┏━━

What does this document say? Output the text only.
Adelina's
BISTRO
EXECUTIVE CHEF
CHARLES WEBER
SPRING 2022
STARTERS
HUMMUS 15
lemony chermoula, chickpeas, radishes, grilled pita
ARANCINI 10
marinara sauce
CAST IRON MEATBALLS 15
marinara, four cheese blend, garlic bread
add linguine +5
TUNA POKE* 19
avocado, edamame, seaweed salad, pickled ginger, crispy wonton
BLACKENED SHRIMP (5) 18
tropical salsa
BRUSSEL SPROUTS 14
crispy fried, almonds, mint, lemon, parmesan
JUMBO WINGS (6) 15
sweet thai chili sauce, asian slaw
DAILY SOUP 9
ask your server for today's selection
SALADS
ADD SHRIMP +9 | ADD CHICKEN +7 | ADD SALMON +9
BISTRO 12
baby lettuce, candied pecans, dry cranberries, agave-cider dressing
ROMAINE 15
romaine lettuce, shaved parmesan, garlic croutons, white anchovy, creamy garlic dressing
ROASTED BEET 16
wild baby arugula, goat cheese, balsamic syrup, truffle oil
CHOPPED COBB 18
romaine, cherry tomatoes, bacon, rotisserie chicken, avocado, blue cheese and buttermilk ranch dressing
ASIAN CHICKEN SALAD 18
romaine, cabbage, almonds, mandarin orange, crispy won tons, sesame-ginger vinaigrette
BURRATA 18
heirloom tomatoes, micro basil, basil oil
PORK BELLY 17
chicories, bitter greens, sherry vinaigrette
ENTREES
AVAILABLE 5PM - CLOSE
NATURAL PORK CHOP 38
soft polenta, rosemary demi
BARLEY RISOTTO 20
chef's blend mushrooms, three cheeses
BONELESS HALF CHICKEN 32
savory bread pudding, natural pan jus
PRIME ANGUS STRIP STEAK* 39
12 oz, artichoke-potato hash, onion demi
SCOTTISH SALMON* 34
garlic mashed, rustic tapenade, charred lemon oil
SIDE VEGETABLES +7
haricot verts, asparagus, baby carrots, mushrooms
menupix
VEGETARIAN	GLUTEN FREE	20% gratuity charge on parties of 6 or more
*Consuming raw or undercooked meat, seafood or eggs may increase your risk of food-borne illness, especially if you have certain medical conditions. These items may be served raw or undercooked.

┗━━

Every record shown above must be echoed exactly.

What does this document say? Output the text only.
Adelina's
BISTRO
EXECUTIVE CHEF
CHARLES WEBER
SPRING 2022
STARTERS
HUMMUS 15
lemony chermoula, chickpeas, radishes, grilled pita
ARANCINI 10
marinara sauce
CAST IRON MEATBALLS 15
marinara, four cheese blend, garlic bread
add linguine +5
TUNA POKE* 19
avocado, edamame, seaweed salad, pickled ginger, crispy wonton
BLACKENED SHRIMP (5) 18
tropical salsa
BRUSSEL SPROUTS 14
crispy fried, almonds, mint, lemon, parmesan
JUMBO WINGS (6) 15
sweet thai chili sauce, asian slaw
DAILY SOUP 9
ask your server for today's selection
SALADS
ADD SHRIMP +9 | ADD CHICKEN +7 | ADD SALMON +9
BISTRO 12
baby lettuce, candied pecans, dry cranberries, agave-cider dressing
ROMAINE 15
romaine lettuce, shaved parmesan, garlic croutons, white anchovy, creamy garlic dressing
ROASTED BEET 16
wild baby arugula, goat cheese, balsamic syrup, truffle oil
CHOPPED COBB 18
romaine, cherry tomatoes, bacon, rotisserie chicken, avocado, blue cheese and buttermilk ranch dressing
ASIAN CHICKEN SALAD 18
romaine, cabbage, almonds, mandarin orange, crispy won tons, sesame-ginger vinaigrette
BURRATA 18
heirloom tomatoes, micro basil, basil oil
PORK BELLY 17
chicories, bitter greens, sherry vinaigrette
ENTREES
AVAILABLE 5PM - CLOSE
NATURAL PORK CHOP 38
soft polenta, rosemary demi
BARLEY RISOTTO 20
chef's blend mushrooms, three cheeses
BONELESS HALF CHICKEN 32
savory bread pudding, natural pan jus
PRIME ANGUS STRIP STEAK* 39
12 oz, artichoke-potato hash, onion demi
SCOTTISH SALMON* 34
garlic mashed, rustic tapenade, charred lemon oil
SIDE VEGETABLES +7
haricot verts, asparagus, baby carrots, mushrooms
menupix
VEGETARIAN	GLUTEN FREE	20% gratuity charge on parties of 6 or more
*Consuming raw or undercooked meat, seafood or eggs may increase your risk of food-borne illness, especially if you have certain medical conditions. These items may be served raw or undercooked.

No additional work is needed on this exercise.